Exercise directions: Identify and copy all lines of the material where the string "hand" is found.

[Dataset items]
········

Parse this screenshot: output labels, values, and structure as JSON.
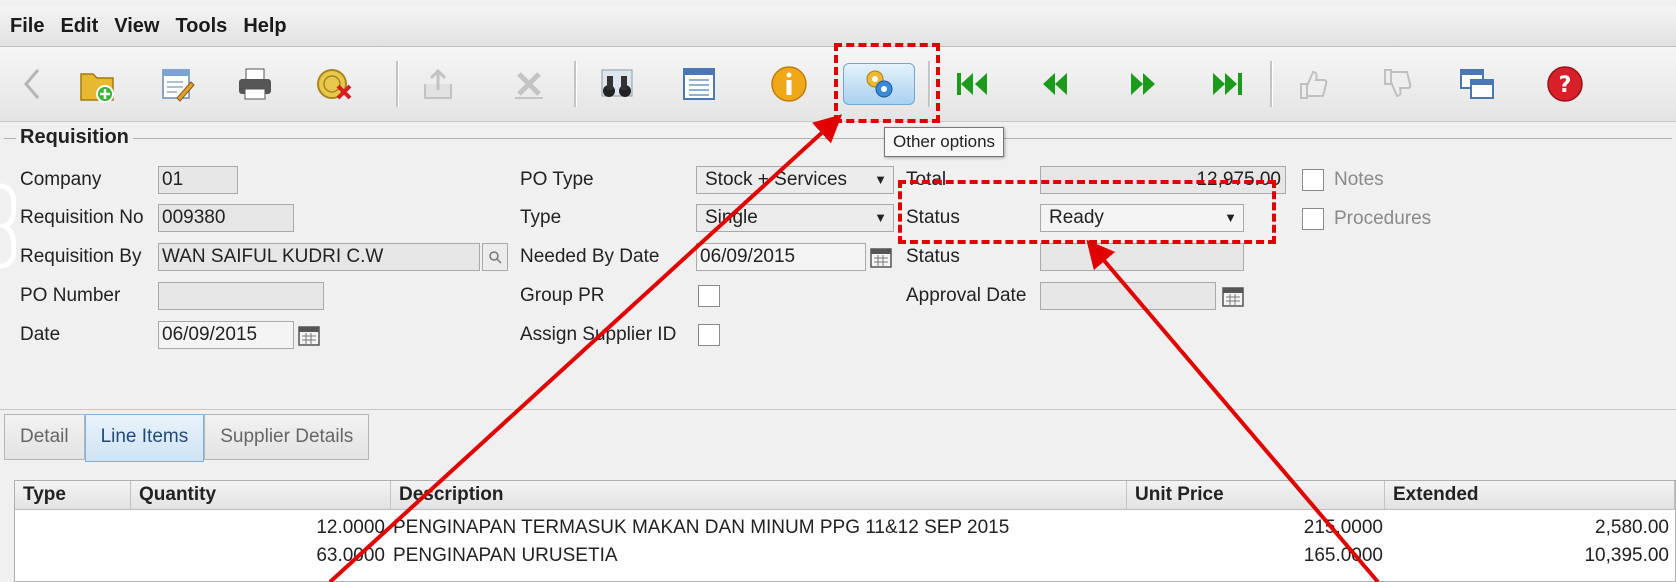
{
  "menu": [
    "File",
    "Edit",
    "View",
    "Tools",
    "Help"
  ],
  "toolbar": {
    "buttons": [
      {
        "name": "back-arrow-icon",
        "enabled": false
      },
      {
        "name": "new-folder-icon",
        "enabled": true
      },
      {
        "name": "edit-form-icon",
        "enabled": true
      },
      {
        "name": "printer-icon",
        "enabled": true
      },
      {
        "name": "cancel-coins-icon",
        "enabled": true
      },
      {
        "name": "export-icon",
        "enabled": false
      },
      {
        "name": "delete-x-icon",
        "enabled": false
      },
      {
        "name": "binoculars-icon",
        "enabled": true
      },
      {
        "name": "list-view-icon",
        "enabled": true
      },
      {
        "name": "info-icon",
        "enabled": true
      },
      {
        "name": "other-options-icon",
        "enabled": true
      },
      {
        "name": "first-record-icon",
        "enabled": true
      },
      {
        "name": "previous-record-icon",
        "enabled": true
      },
      {
        "name": "next-record-icon",
        "enabled": true
      },
      {
        "name": "last-record-icon",
        "enabled": true
      },
      {
        "name": "approve-hand-icon",
        "enabled": false
      },
      {
        "name": "reject-hand-icon",
        "enabled": false
      },
      {
        "name": "windows-icon",
        "enabled": true
      },
      {
        "name": "help-icon",
        "enabled": true
      }
    ],
    "tooltip": "Other options"
  },
  "requisition": {
    "title": "Requisition",
    "company_label": "Company",
    "company": "01",
    "req_no_label": "Requisition No",
    "req_no": "009380",
    "req_by_label": "Requisition By",
    "req_by": "WAN SAIFUL KUDRI C.W",
    "po_number_label": "PO Number",
    "po_number": "",
    "date_label": "Date",
    "date": "06/09/2015",
    "po_type_label": "PO Type",
    "po_type": "Stock + Services",
    "type_label": "Type",
    "type": "Single",
    "needed_by_label": "Needed By Date",
    "needed_by": "06/09/2015",
    "group_pr_label": "Group PR",
    "assign_supplier_label": "Assign Supplier ID",
    "total_label": "Total",
    "total": "12,975.00",
    "status_label": "Status",
    "status": "Ready",
    "status2_label": "Status",
    "status2": "",
    "approval_label": "Approval Date",
    "approval": "",
    "notes_label": "Notes",
    "procedures_label": "Procedures"
  },
  "tabs": [
    {
      "label": "Detail",
      "active": false
    },
    {
      "label": "Line Items",
      "active": true
    },
    {
      "label": "Supplier Details",
      "active": false
    }
  ],
  "grid": {
    "headers": [
      "Type",
      "Quantity",
      "Description",
      "Unit Price",
      "Extended"
    ],
    "rows": [
      {
        "type": "",
        "quantity": "12.0000",
        "description": "PENGINAPAN TERMASUK MAKAN DAN MINUM PPG 11&12 SEP 2015",
        "unit_price": "215.0000",
        "extended": "2,580.00"
      },
      {
        "type": "",
        "quantity": "63.0000",
        "description": "PENGINAPAN URUSETIA",
        "unit_price": "165.0000",
        "extended": "10,395.00"
      }
    ]
  },
  "colors": {
    "callout": "#e00000",
    "nav_green": "#1c9a1c",
    "tab_active": "#cfe3f3"
  }
}
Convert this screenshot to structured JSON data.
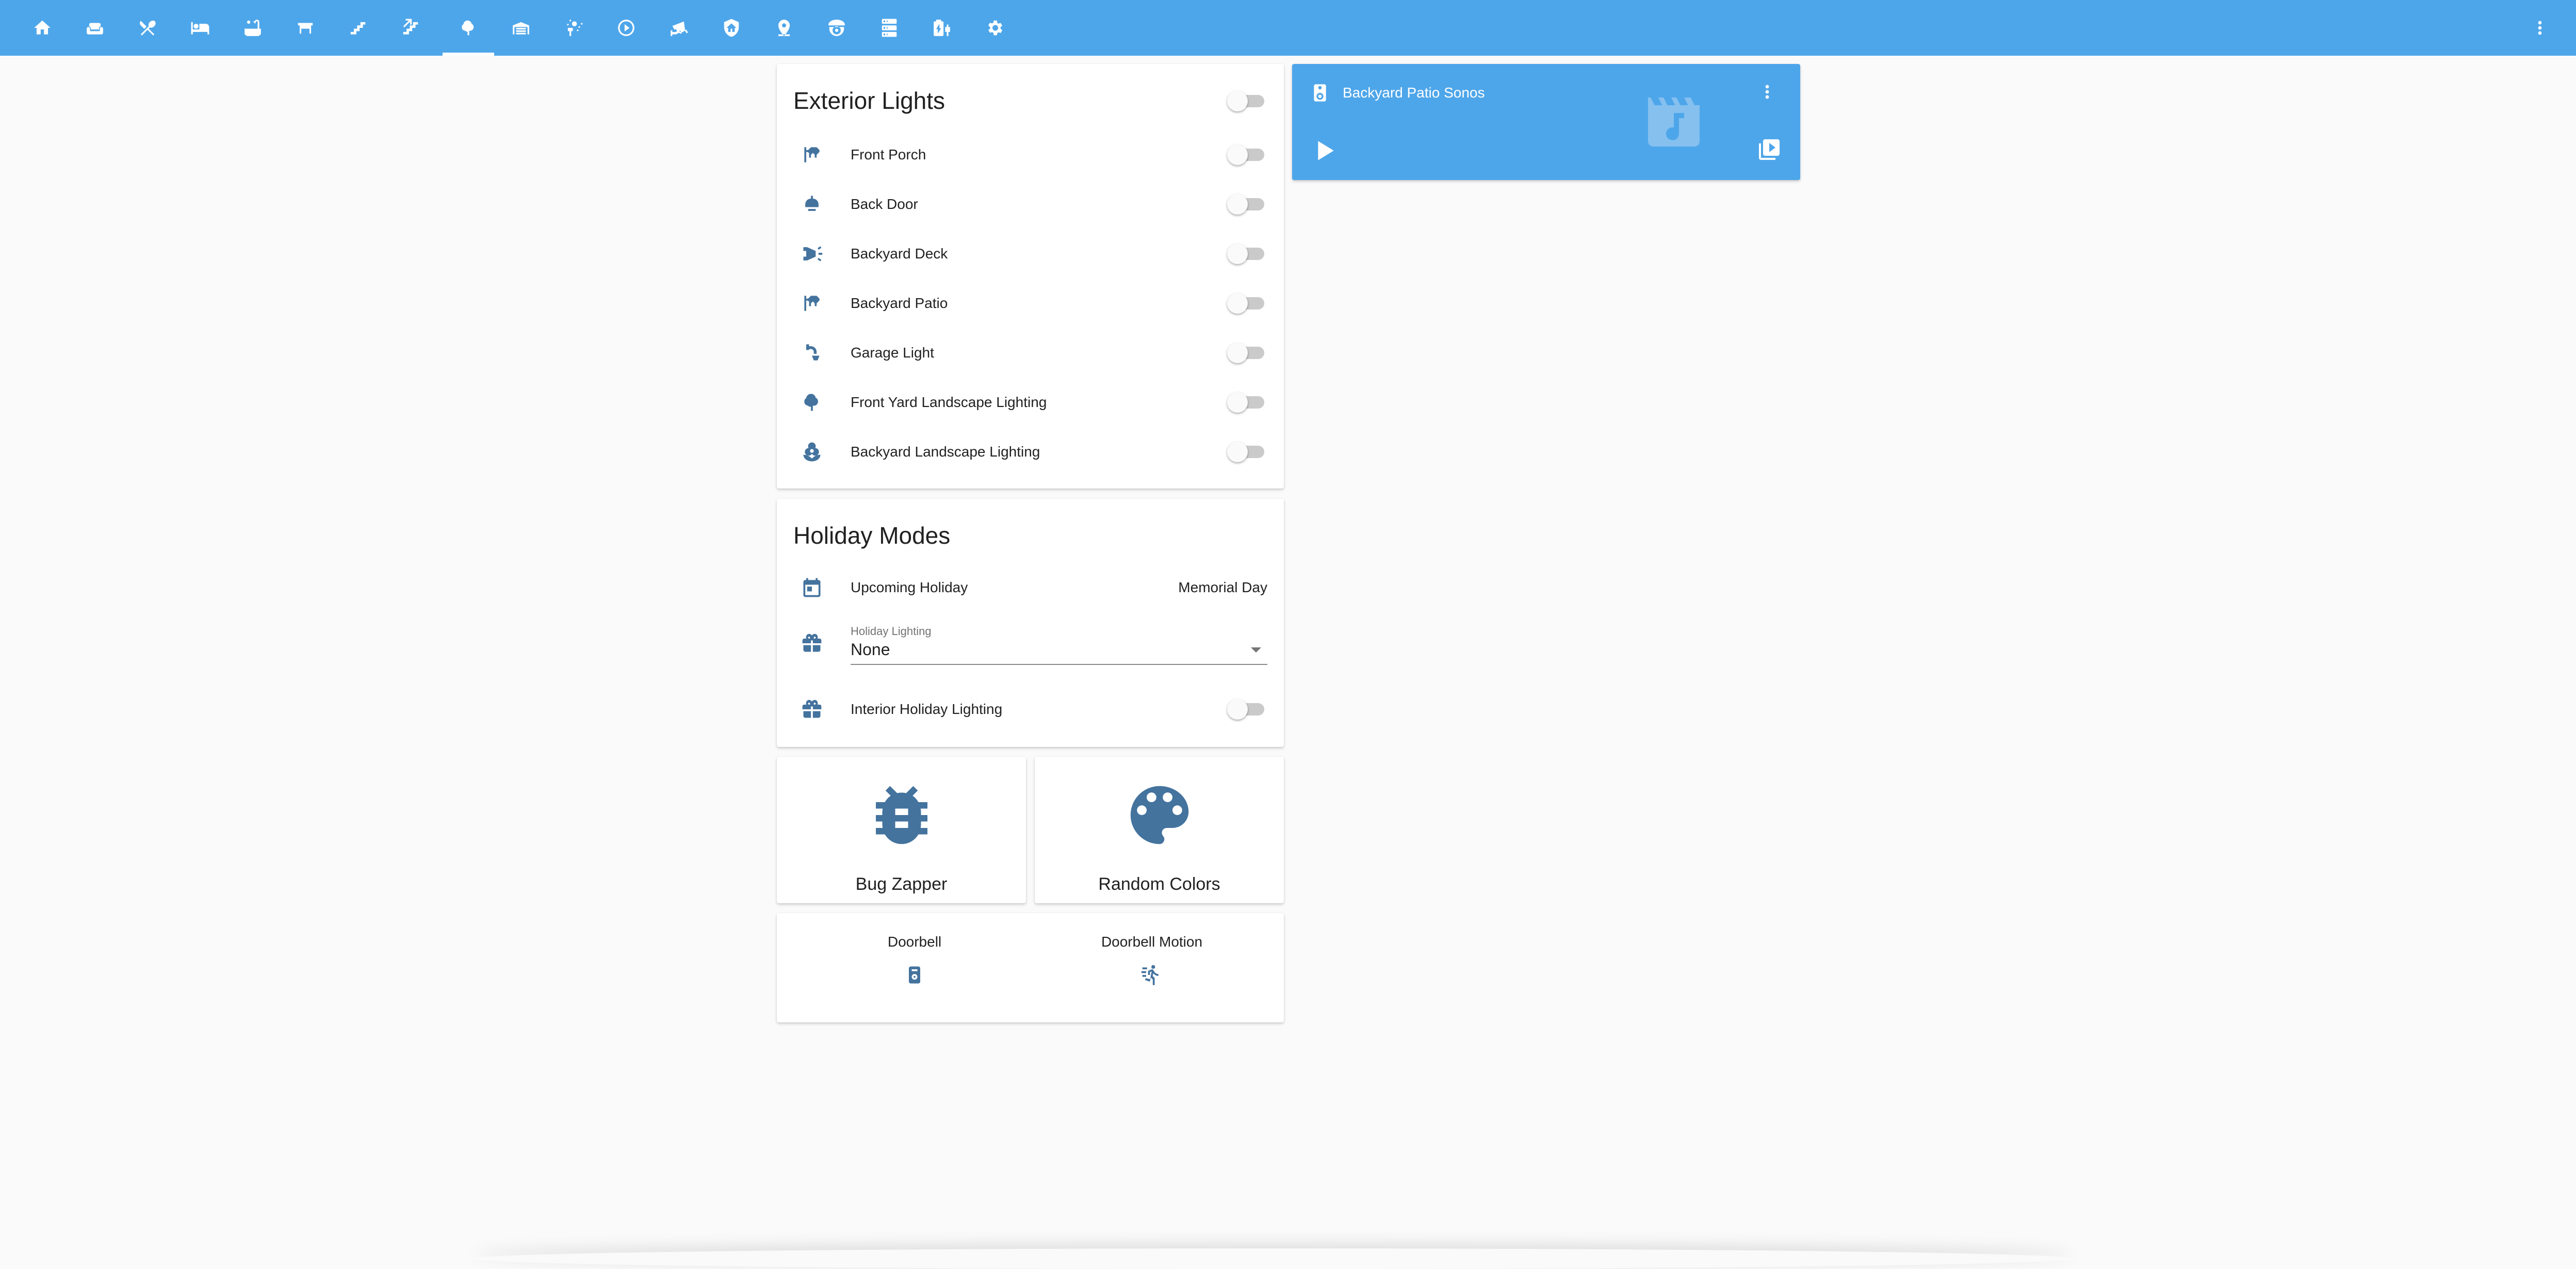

········

The answer:
        "name": "approve-hand-icon",
        "name": "reject-hand-icon",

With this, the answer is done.